* **DATA FOR THIS EXERCISE**
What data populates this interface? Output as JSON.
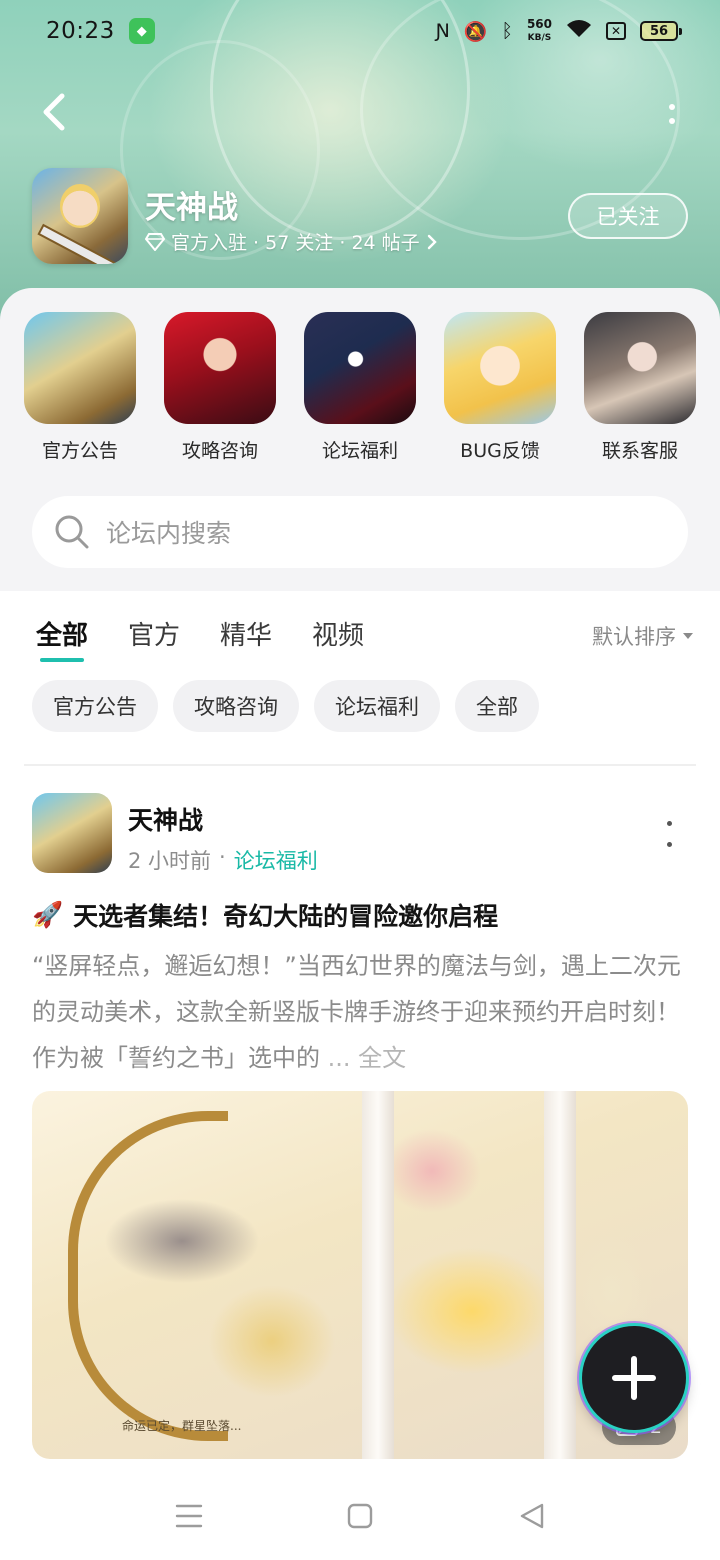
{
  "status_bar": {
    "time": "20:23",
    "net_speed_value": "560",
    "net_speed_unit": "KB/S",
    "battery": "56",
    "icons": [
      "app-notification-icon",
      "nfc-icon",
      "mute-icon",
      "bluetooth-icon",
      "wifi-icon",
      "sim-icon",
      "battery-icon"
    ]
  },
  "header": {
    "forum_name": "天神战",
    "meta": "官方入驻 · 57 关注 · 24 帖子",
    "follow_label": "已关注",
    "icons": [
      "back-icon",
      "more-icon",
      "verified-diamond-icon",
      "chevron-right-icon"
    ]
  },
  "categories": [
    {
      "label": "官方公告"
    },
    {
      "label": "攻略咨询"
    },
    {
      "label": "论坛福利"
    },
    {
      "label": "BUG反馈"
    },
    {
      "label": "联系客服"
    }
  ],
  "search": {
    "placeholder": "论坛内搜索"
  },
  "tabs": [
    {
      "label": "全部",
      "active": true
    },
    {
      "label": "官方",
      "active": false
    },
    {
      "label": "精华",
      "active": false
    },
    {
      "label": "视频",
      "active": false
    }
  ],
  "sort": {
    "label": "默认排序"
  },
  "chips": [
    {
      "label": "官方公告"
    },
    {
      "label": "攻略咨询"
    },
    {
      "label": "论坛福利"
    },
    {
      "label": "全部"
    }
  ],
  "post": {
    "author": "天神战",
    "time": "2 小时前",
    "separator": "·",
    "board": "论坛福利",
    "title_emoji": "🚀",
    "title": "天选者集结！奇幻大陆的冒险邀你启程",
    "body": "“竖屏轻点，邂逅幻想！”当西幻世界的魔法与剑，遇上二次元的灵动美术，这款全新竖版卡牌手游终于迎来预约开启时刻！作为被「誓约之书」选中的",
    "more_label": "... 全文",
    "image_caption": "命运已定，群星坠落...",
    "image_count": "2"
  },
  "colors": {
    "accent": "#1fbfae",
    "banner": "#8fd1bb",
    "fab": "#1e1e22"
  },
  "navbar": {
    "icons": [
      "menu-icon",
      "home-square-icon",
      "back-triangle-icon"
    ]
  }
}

* **EXERCISE OBJECTIVE**
Without the pictures, retype the whole of the material above exactly.

* **FINISHED EXERCISE**
What data populates this interface? Output as JSON.
{
  "status_bar": {
    "time": "20:23",
    "net_speed_value": "560",
    "net_speed_unit": "KB/S",
    "battery": "56",
    "icons": [
      "app-notification-icon",
      "nfc-icon",
      "mute-icon",
      "bluetooth-icon",
      "wifi-icon",
      "sim-icon",
      "battery-icon"
    ]
  },
  "header": {
    "forum_name": "天神战",
    "meta": "官方入驻 · 57 关注 · 24 帖子",
    "follow_label": "已关注",
    "icons": [
      "back-icon",
      "more-icon",
      "verified-diamond-icon",
      "chevron-right-icon"
    ]
  },
  "categories": [
    {
      "label": "官方公告"
    },
    {
      "label": "攻略咨询"
    },
    {
      "label": "论坛福利"
    },
    {
      "label": "BUG反馈"
    },
    {
      "label": "联系客服"
    }
  ],
  "search": {
    "placeholder": "论坛内搜索"
  },
  "tabs": [
    {
      "label": "全部",
      "active": true
    },
    {
      "label": "官方",
      "active": false
    },
    {
      "label": "精华",
      "active": false
    },
    {
      "label": "视频",
      "active": false
    }
  ],
  "sort": {
    "label": "默认排序"
  },
  "chips": [
    {
      "label": "官方公告"
    },
    {
      "label": "攻略咨询"
    },
    {
      "label": "论坛福利"
    },
    {
      "label": "全部"
    }
  ],
  "post": {
    "author": "天神战",
    "time": "2 小时前",
    "separator": "·",
    "board": "论坛福利",
    "title_emoji": "🚀",
    "title": "天选者集结！奇幻大陆的冒险邀你启程",
    "body": "“竖屏轻点，邂逅幻想！”当西幻世界的魔法与剑，遇上二次元的灵动美术，这款全新竖版卡牌手游终于迎来预约开启时刻！作为被「誓约之书」选中的",
    "more_label": "... 全文",
    "image_caption": "命运已定，群星坠落...",
    "image_count": "2"
  },
  "colors": {
    "accent": "#1fbfae",
    "banner": "#8fd1bb",
    "fab": "#1e1e22"
  },
  "navbar": {
    "icons": [
      "menu-icon",
      "home-square-icon",
      "back-triangle-icon"
    ]
  }
}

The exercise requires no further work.